◆ RECORDED INFORMATION
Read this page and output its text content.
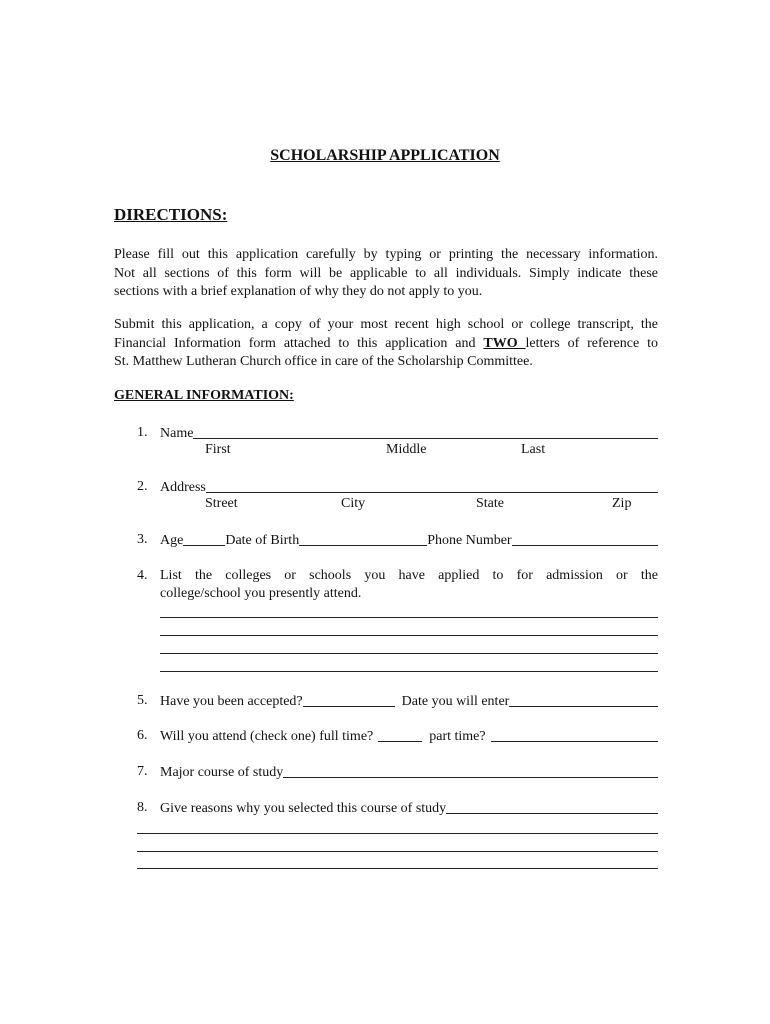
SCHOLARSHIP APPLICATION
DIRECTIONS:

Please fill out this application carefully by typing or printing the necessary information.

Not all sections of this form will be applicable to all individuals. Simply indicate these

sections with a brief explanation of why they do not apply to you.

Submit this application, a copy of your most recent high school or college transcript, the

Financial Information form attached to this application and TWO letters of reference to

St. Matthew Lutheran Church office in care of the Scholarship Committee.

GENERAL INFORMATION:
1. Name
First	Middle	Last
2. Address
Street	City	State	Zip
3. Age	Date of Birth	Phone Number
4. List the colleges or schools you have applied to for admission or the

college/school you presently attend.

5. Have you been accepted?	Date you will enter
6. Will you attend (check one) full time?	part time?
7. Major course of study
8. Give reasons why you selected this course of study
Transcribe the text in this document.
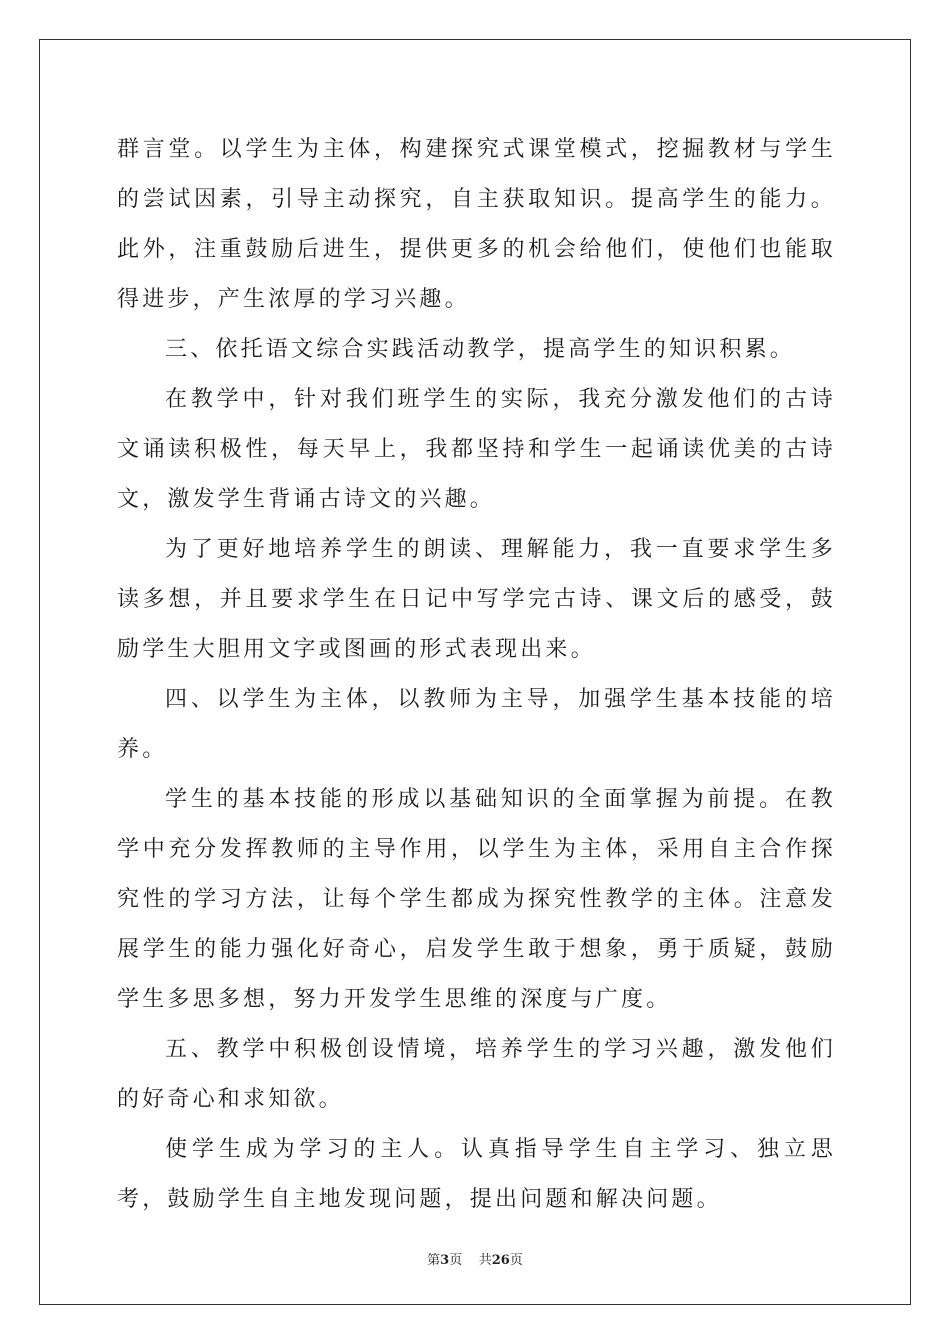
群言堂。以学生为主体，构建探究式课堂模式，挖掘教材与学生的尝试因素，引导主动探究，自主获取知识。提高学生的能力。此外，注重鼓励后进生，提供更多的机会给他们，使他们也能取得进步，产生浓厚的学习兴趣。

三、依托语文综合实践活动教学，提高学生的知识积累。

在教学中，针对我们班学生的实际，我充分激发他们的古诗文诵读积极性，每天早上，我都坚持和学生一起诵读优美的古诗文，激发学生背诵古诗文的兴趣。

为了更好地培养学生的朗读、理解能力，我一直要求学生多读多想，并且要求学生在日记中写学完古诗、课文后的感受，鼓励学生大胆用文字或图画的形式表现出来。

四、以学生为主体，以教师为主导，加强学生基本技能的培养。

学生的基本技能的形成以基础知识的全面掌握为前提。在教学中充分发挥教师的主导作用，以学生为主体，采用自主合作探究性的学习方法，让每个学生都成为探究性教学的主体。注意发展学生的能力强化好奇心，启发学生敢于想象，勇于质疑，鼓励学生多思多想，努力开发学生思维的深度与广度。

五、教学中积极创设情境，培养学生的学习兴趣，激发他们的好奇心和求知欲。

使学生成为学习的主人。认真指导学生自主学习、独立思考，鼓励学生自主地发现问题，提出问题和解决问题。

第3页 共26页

◆ SET PROBLEM
Pick out the lines that include the word "Date" and write them out.

◆ FINAL RESULT
3. Age	Date of Birth	Phone Number
5. Have you been accepted?	Date you will enter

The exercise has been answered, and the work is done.